### Supplied data
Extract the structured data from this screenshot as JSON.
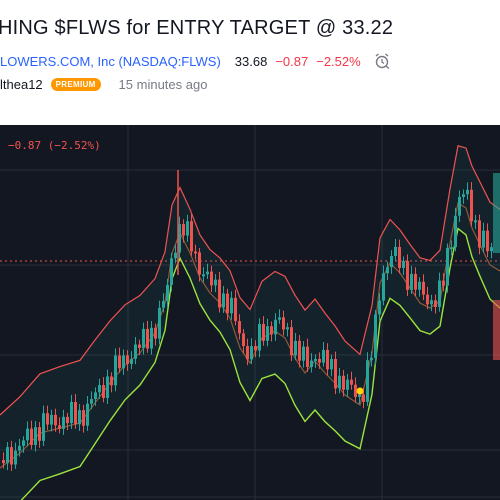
{
  "idea": {
    "title": "HING $FLWS for ENTRY TARGET @ 33.22",
    "company": "LOWERS.COM, Inc (NASDAQ:FLWS)",
    "price": "33.68",
    "change": "−0.87",
    "change_pct": "−2.52%",
    "author": "lthea12",
    "badge": "PREMIUM",
    "time_ago": "15 minutes ago"
  },
  "chart_header": {
    "ohlc_change": "−0.87 (−2.52%)"
  },
  "colors": {
    "background": "#131722",
    "up": "#26a69a",
    "down": "#ef5350",
    "upper_band": "#ef5350",
    "basis": "#8d5a3a",
    "lower_band": "#9be33d",
    "marker": "#ffd600"
  },
  "icons": {
    "alarm": "alarm-clock-icon"
  }
}
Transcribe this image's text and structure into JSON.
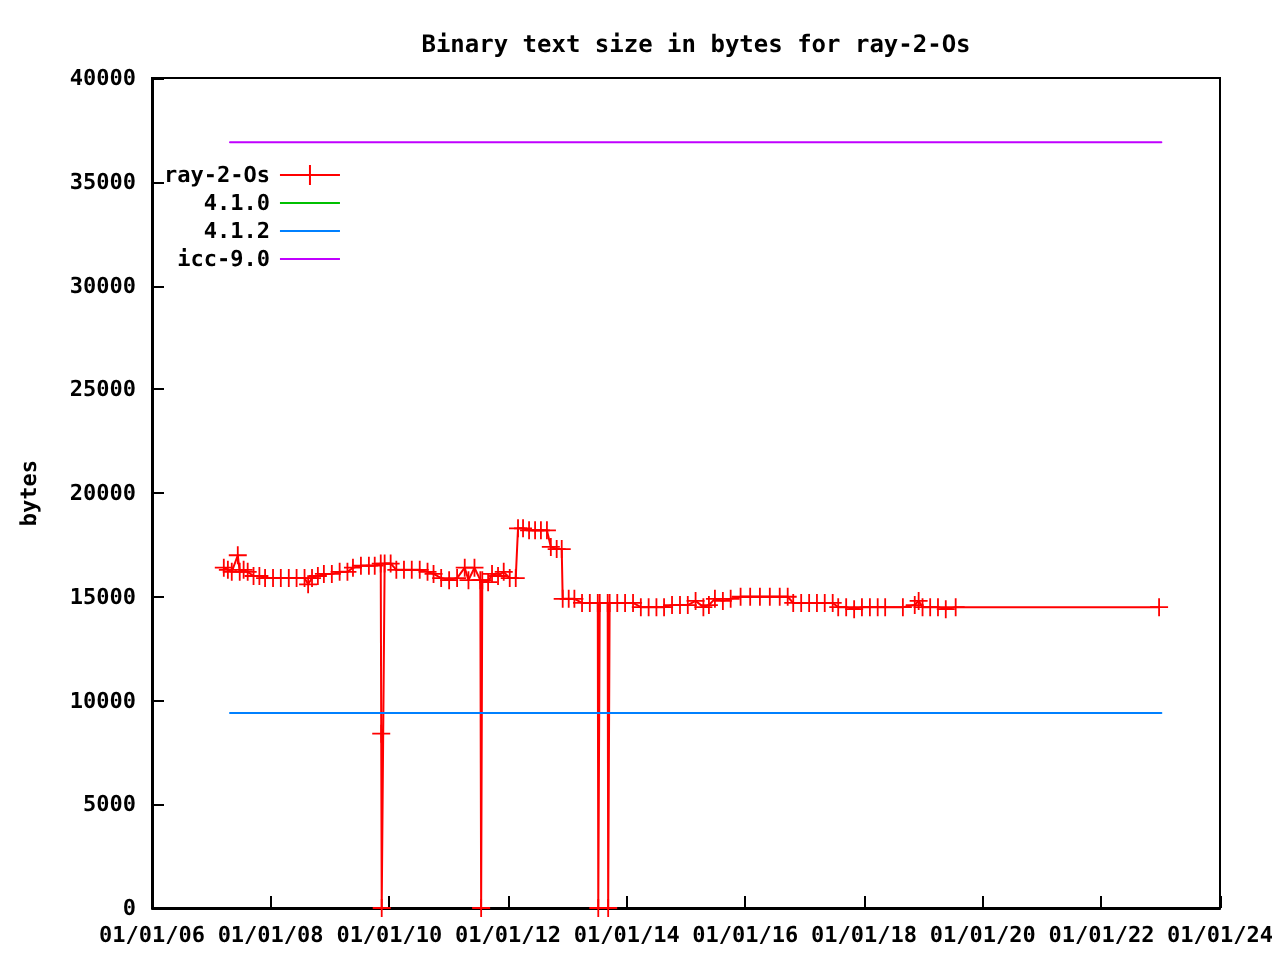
{
  "chart_data": {
    "type": "line",
    "title": "Binary text size in bytes for ray-2-Os",
    "ylabel": "bytes",
    "xlim": [
      "2006-01-01",
      "2024-01-01"
    ],
    "xticks": [
      {
        "value": "2006-01-01",
        "label": "01/01/06"
      },
      {
        "value": "2008-01-01",
        "label": "01/01/08"
      },
      {
        "value": "2010-01-01",
        "label": "01/01/10"
      },
      {
        "value": "2012-01-01",
        "label": "01/01/12"
      },
      {
        "value": "2014-01-01",
        "label": "01/01/14"
      },
      {
        "value": "2016-01-01",
        "label": "01/01/16"
      },
      {
        "value": "2018-01-01",
        "label": "01/01/18"
      },
      {
        "value": "2020-01-01",
        "label": "01/01/20"
      },
      {
        "value": "2022-01-01",
        "label": "01/01/22"
      },
      {
        "value": "2024-01-01",
        "label": "01/01/24"
      }
    ],
    "ylim": [
      0,
      40000
    ],
    "yticks": [
      0,
      5000,
      10000,
      15000,
      20000,
      25000,
      30000,
      35000,
      40000
    ],
    "legend": "top left",
    "series": [
      {
        "name": "ray-2-Os",
        "color": "#ff0000",
        "marker": "cross",
        "x": [
          "2007-03-19",
          "2007-04-13",
          "2007-05-07",
          "2007-06-13",
          "2007-06-25",
          "2007-07-19",
          "2007-08-13",
          "2007-09-18",
          "2007-10-24",
          "2007-11-28",
          "2008-01-16",
          "2008-03-04",
          "2008-04-22",
          "2008-06-09",
          "2008-07-28",
          "2008-08-19",
          "2008-09-12",
          "2008-10-18",
          "2008-11-24",
          "2009-01-12",
          "2009-03-01",
          "2009-04-18",
          "2009-05-22",
          "2009-07-10",
          "2009-08-28",
          "2009-10-03",
          "2009-11-09",
          "2009-11-12",
          "2009-11-15",
          "2009-12-03",
          "2010-01-09",
          "2010-02-13",
          "2010-04-01",
          "2010-05-19",
          "2010-07-07",
          "2010-08-24",
          "2010-09-30",
          "2010-11-16",
          "2011-01-04",
          "2011-02-22",
          "2011-04-10",
          "2011-05-03",
          "2011-06-09",
          "2011-07-15",
          "2011-07-20",
          "2011-07-27",
          "2011-09-01",
          "2011-09-25",
          "2011-11-01",
          "2011-12-06",
          "2012-01-12",
          "2012-02-18",
          "2012-03-03",
          "2012-04-03",
          "2012-05-10",
          "2012-06-16",
          "2012-07-22",
          "2012-08-28",
          "2012-09-21",
          "2012-10-27",
          "2012-11-27",
          "2012-12-03",
          "2013-01-09",
          "2013-02-13",
          "2013-04-01",
          "2013-05-19",
          "2013-07-07",
          "2013-07-10",
          "2013-07-19",
          "2013-09-06",
          "2013-09-09",
          "2013-09-18",
          "2013-11-04",
          "2013-12-22",
          "2014-02-09",
          "2014-03-29",
          "2014-05-16",
          "2014-07-03",
          "2014-08-19",
          "2014-10-07",
          "2014-11-25",
          "2015-01-12",
          "2015-03-01",
          "2015-04-18",
          "2015-05-22",
          "2015-06-28",
          "2015-08-16",
          "2015-10-03",
          "2015-12-03",
          "2016-01-31",
          "2016-03-31",
          "2016-05-31",
          "2016-07-31",
          "2016-09-18",
          "2016-10-22",
          "2016-12-10",
          "2017-01-28",
          "2017-03-17",
          "2017-05-04",
          "2017-06-22",
          "2017-07-26",
          "2017-09-13",
          "2017-11-01",
          "2017-12-19",
          "2018-02-06",
          "2018-03-26",
          "2018-05-11",
          "2018-08-28",
          "2018-11-09",
          "2018-12-03",
          "2018-12-27",
          "2019-02-12",
          "2019-04-01",
          "2019-05-19",
          "2019-07-19",
          "2022-12-22"
        ],
        "values": [
          16400,
          16300,
          16200,
          17000,
          16200,
          16300,
          16200,
          16000,
          16000,
          15900,
          15900,
          15900,
          15900,
          15900,
          15900,
          15600,
          15900,
          16000,
          16100,
          16100,
          16200,
          16200,
          16400,
          16500,
          16500,
          16500,
          16600,
          8400,
          0,
          16600,
          16600,
          16300,
          16300,
          16300,
          16300,
          16200,
          16100,
          15900,
          15800,
          15900,
          16400,
          15800,
          16400,
          15800,
          0,
          15800,
          15700,
          16100,
          16000,
          16200,
          15900,
          15900,
          18300,
          18300,
          18200,
          18200,
          18200,
          18200,
          17400,
          17300,
          17300,
          14900,
          14900,
          14900,
          14700,
          14700,
          14700,
          0,
          14700,
          14700,
          0,
          14700,
          14700,
          14700,
          14700,
          14500,
          14500,
          14500,
          14500,
          14600,
          14600,
          14600,
          14800,
          14500,
          14600,
          14900,
          14800,
          14900,
          15000,
          15000,
          15000,
          15000,
          15000,
          15000,
          14700,
          14700,
          14700,
          14700,
          14700,
          14700,
          14500,
          14500,
          14400,
          14500,
          14500,
          14500,
          14500,
          14500,
          14600,
          14800,
          14500,
          14500,
          14500,
          14400,
          14500,
          14500
        ]
      },
      {
        "name": "4.1.0",
        "color": "#00c000",
        "marker": "none"
      },
      {
        "name": "4.1.2",
        "color": "#0080ff",
        "marker": "none",
        "x": [
          "2007-04-26",
          "2023-01-05"
        ],
        "values": [
          9400,
          9400
        ]
      },
      {
        "name": "icc-9.0",
        "color": "#c000ff",
        "marker": "none",
        "x": [
          "2007-04-26",
          "2023-01-05"
        ],
        "values": [
          36900,
          36900
        ]
      }
    ]
  }
}
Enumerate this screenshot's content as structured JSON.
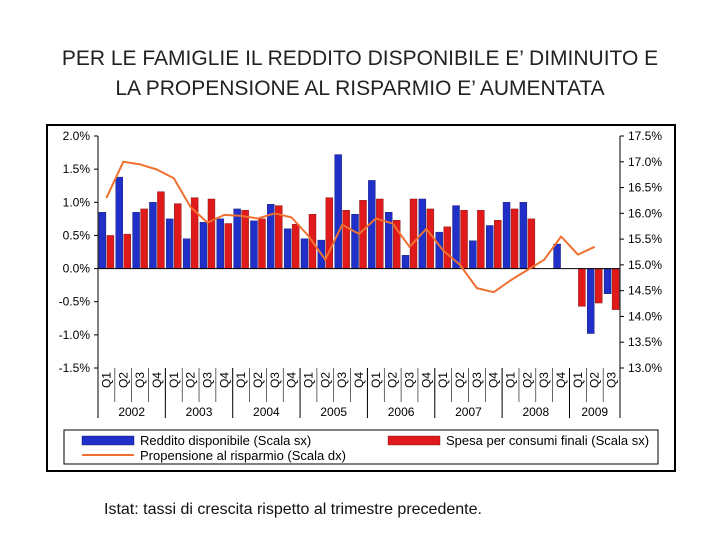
{
  "title": {
    "line1": "PER LE FAMIGLIE IL REDDITO DISPONIBILE E’ DIMINUITO E",
    "line2": "LA PROPENSIONE AL RISPARMIO E’ AUMENTATA"
  },
  "source_note": "Istat: tassi di crescita rispetto al trimestre precedente.",
  "colors": {
    "reddito": "#1f2fc8",
    "spesa": "#e01a1a",
    "propensione": "#f07030"
  },
  "chart_data": {
    "type": "bar",
    "quarters": [
      "Q1",
      "Q2",
      "Q3",
      "Q4",
      "Q1",
      "Q2",
      "Q3",
      "Q4",
      "Q1",
      "Q2",
      "Q3",
      "Q4",
      "Q1",
      "Q2",
      "Q3",
      "Q4",
      "Q1",
      "Q2",
      "Q3",
      "Q4",
      "Q1",
      "Q2",
      "Q3",
      "Q4",
      "Q1",
      "Q2",
      "Q3",
      "Q4",
      "Q1",
      "Q2",
      "Q3"
    ],
    "years": [
      {
        "label": "2002",
        "quarters": 4
      },
      {
        "label": "2003",
        "quarters": 4
      },
      {
        "label": "2004",
        "quarters": 4
      },
      {
        "label": "2005",
        "quarters": 4
      },
      {
        "label": "2006",
        "quarters": 4
      },
      {
        "label": "2007",
        "quarters": 4
      },
      {
        "label": "2008",
        "quarters": 4
      },
      {
        "label": "2009",
        "quarters": 3
      }
    ],
    "left_axis": {
      "min": -1.5,
      "max": 2.0,
      "ticks": [
        "2.0%",
        "1.5%",
        "1.0%",
        "0.5%",
        "0.0%",
        "-0.5%",
        "-1.0%",
        "-1.5%"
      ]
    },
    "right_axis": {
      "min": 13.0,
      "max": 17.5,
      "ticks": [
        "17.5%",
        "17.0%",
        "16.5%",
        "16.0%",
        "15.5%",
        "15.0%",
        "14.5%",
        "14.0%",
        "13.5%",
        "13.0%"
      ]
    },
    "series": [
      {
        "name": "Reddito disponibile (Scala sx)",
        "kind": "bar",
        "axis": "left",
        "values": [
          0.85,
          1.38,
          0.85,
          1.0,
          0.75,
          0.45,
          0.7,
          0.75,
          0.9,
          0.72,
          0.97,
          0.6,
          0.45,
          0.43,
          1.72,
          0.82,
          1.33,
          0.85,
          0.2,
          1.05,
          0.55,
          0.95,
          0.42,
          0.65,
          1.0,
          1.0,
          0.0,
          0.37,
          0.0,
          -0.98,
          -0.38
        ]
      },
      {
        "name": "Spesa per consumi finali (Scala sx)",
        "kind": "bar",
        "axis": "left",
        "values": [
          0.5,
          0.52,
          0.9,
          1.16,
          0.98,
          1.07,
          1.05,
          0.68,
          0.88,
          0.75,
          0.95,
          0.67,
          0.82,
          1.07,
          0.88,
          1.03,
          1.05,
          0.73,
          1.05,
          0.9,
          0.63,
          0.88,
          0.88,
          0.73,
          0.9,
          0.75,
          0.0,
          0.0,
          -0.57,
          -0.52,
          -0.62
        ]
      },
      {
        "name": "Propensione al risparmio (Scala dx)",
        "kind": "line",
        "axis": "right",
        "values": [
          16.3,
          17.0,
          16.95,
          16.85,
          16.68,
          16.12,
          15.82,
          15.97,
          15.95,
          15.9,
          16.0,
          15.92,
          15.56,
          15.1,
          15.78,
          15.6,
          15.9,
          15.8,
          15.35,
          15.7,
          15.28,
          15.0,
          14.55,
          14.47,
          14.7,
          14.9,
          15.1,
          15.55,
          15.2,
          15.35,
          null
        ]
      }
    ]
  }
}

### What is asked
Work out how many lines of the listing above include the word "this". Report only the number.

### Response below
3